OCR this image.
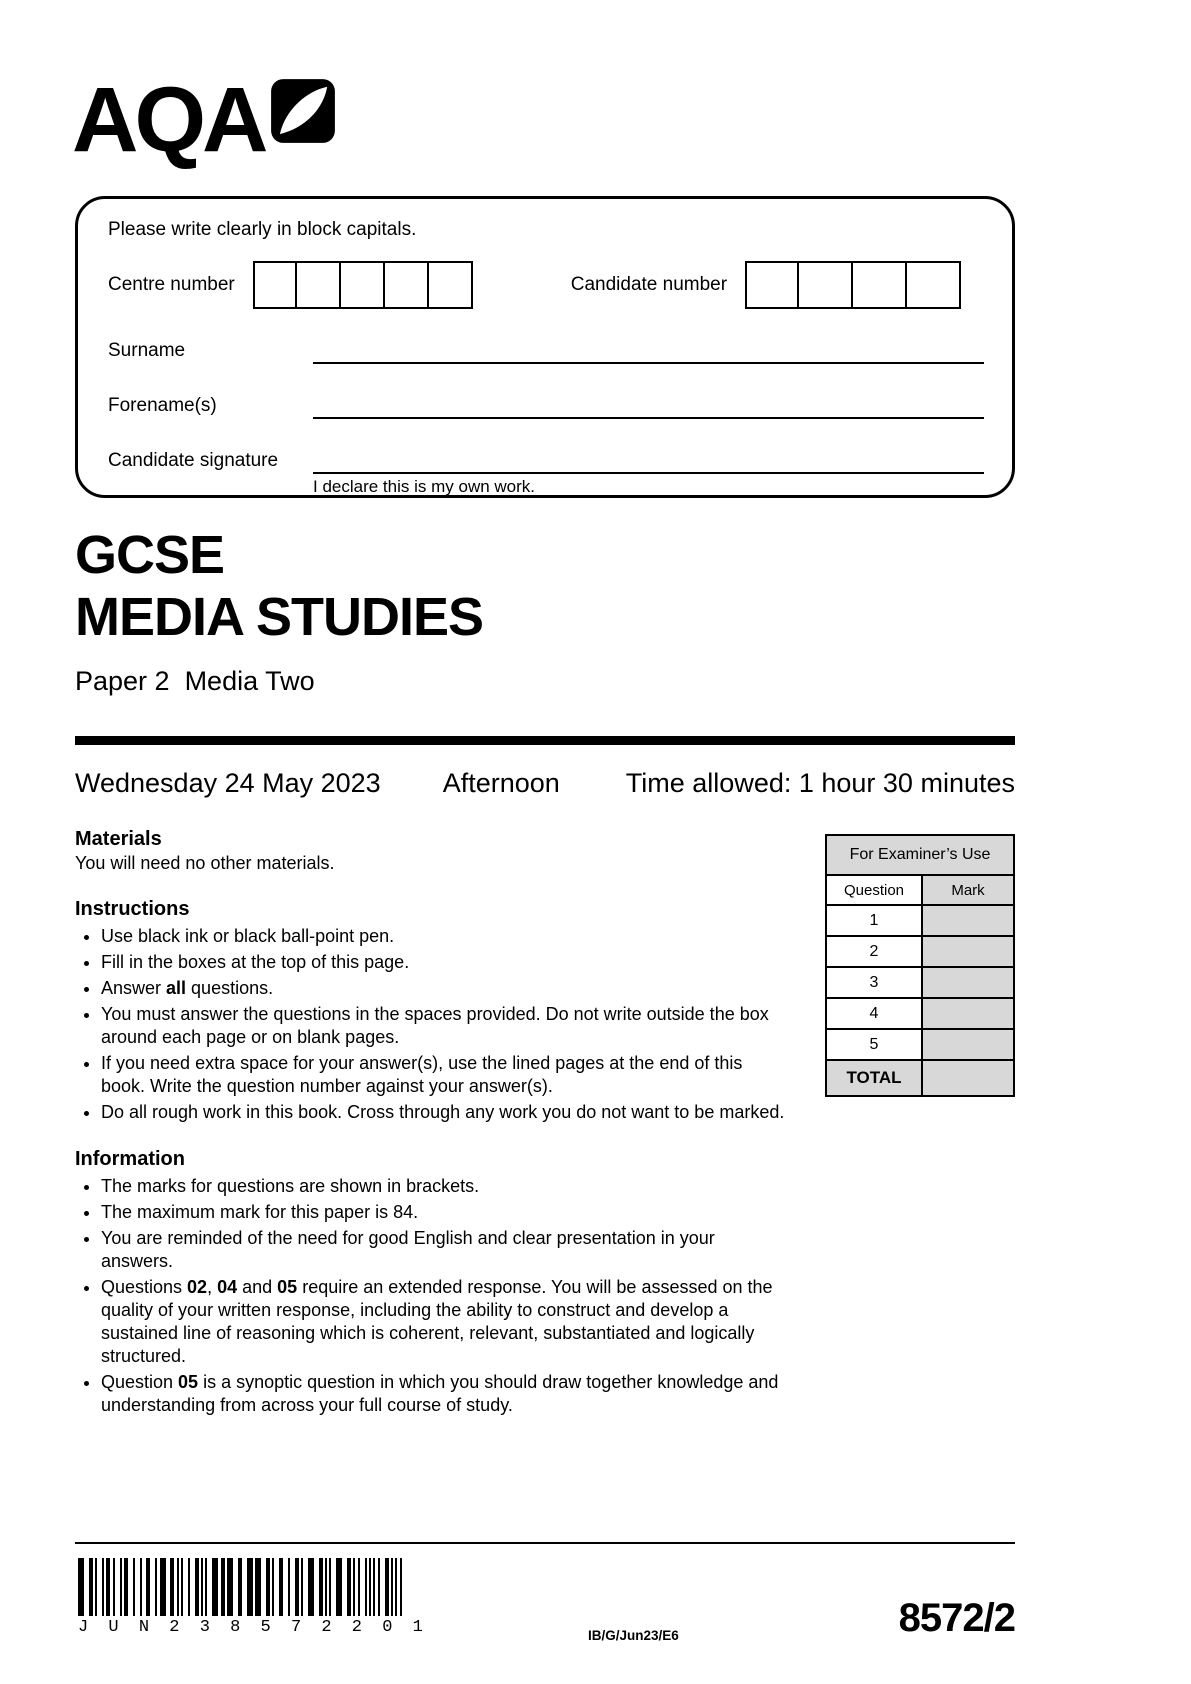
AQA
Please write clearly in block capitals.
Centre number	Candidate number
Surname
Forename(s)
Candidate signature
I declare this is my own work.
GCSE
MEDIA STUDIES
Paper 2  Media Two
Wednesday 24 May 2023 Afternoon Time allowed: 1 hour 30 minutes
Materials
You will need no other materials.
Instructions
• Use black ink or black ball-point pen.
• Fill in the boxes at the top of this page.
• Answer all questions.
• You must answer the questions in the spaces provided. Do not write outside the box around each page or on blank pages.
• If you need extra space for your answer(s), use the lined pages at the end of this book. Write the question number against your answer(s).
• Do all rough work in this book. Cross through any work you do not want to be marked.
Information
• The marks for questions are shown in brackets.
• The maximum mark for this paper is 84.
• You are reminded of the need for good English and clear presentation in your answers.
• Questions 02, 04 and 05 require an extended response. You will be assessed on the quality of your written response, including the ability to construct and develop a sustained line of reasoning which is coherent, relevant, substantiated and logically structured.
• Question 05 is a synoptic question in which you should draw together knowledge and understanding from across your full course of study.
For Examiner’s Use	
Question	Mark
1	
2	
3	
4	
5	
TOTAL	
J U N 2 3 8 5 7 2 2 0 1	IB/G/Jun23/E6	8572/2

_Exercise requirements_
Copy each line from the data above that includes "pages".

_Result of this task_
• You must answer the questions in the spaces provided. Do not write outside the box around each page or on blank pages.
• If you need extra space for your answer(s), use the lined pages at the end of this book. Write the question number against your answer(s).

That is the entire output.